### Problem:
Check each line of the listing for the word "階会議室" and report how many lines contain it, giving nothing but the number.

-- start Stored records --

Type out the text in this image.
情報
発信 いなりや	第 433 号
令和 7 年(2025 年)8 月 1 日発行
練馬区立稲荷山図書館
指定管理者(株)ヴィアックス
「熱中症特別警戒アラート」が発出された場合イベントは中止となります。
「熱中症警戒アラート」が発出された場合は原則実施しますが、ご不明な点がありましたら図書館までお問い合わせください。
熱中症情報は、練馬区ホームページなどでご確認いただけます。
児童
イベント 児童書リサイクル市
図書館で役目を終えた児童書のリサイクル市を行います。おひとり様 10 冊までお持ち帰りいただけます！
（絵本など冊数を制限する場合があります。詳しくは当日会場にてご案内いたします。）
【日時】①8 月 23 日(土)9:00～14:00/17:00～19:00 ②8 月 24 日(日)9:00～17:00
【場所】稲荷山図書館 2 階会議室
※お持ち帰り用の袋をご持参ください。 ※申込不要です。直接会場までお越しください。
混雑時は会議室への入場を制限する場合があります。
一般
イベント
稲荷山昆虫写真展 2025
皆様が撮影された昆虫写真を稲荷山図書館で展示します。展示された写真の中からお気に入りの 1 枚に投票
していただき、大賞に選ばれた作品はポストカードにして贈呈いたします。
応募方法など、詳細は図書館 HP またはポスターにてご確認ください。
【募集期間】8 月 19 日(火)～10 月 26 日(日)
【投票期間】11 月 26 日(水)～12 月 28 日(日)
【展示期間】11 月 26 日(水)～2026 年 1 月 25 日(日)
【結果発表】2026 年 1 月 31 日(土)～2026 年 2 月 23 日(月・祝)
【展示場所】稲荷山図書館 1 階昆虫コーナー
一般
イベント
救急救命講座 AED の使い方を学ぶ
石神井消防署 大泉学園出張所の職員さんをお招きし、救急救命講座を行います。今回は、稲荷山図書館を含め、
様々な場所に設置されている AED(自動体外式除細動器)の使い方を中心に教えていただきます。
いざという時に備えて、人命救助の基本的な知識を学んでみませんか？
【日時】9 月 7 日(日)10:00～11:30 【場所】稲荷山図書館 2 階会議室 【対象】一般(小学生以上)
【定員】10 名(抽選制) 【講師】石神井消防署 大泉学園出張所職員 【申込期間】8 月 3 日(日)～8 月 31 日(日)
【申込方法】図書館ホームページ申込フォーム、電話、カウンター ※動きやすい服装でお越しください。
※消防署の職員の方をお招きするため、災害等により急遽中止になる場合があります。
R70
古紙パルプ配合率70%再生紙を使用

-- end Stored records --

### Problem solution:
2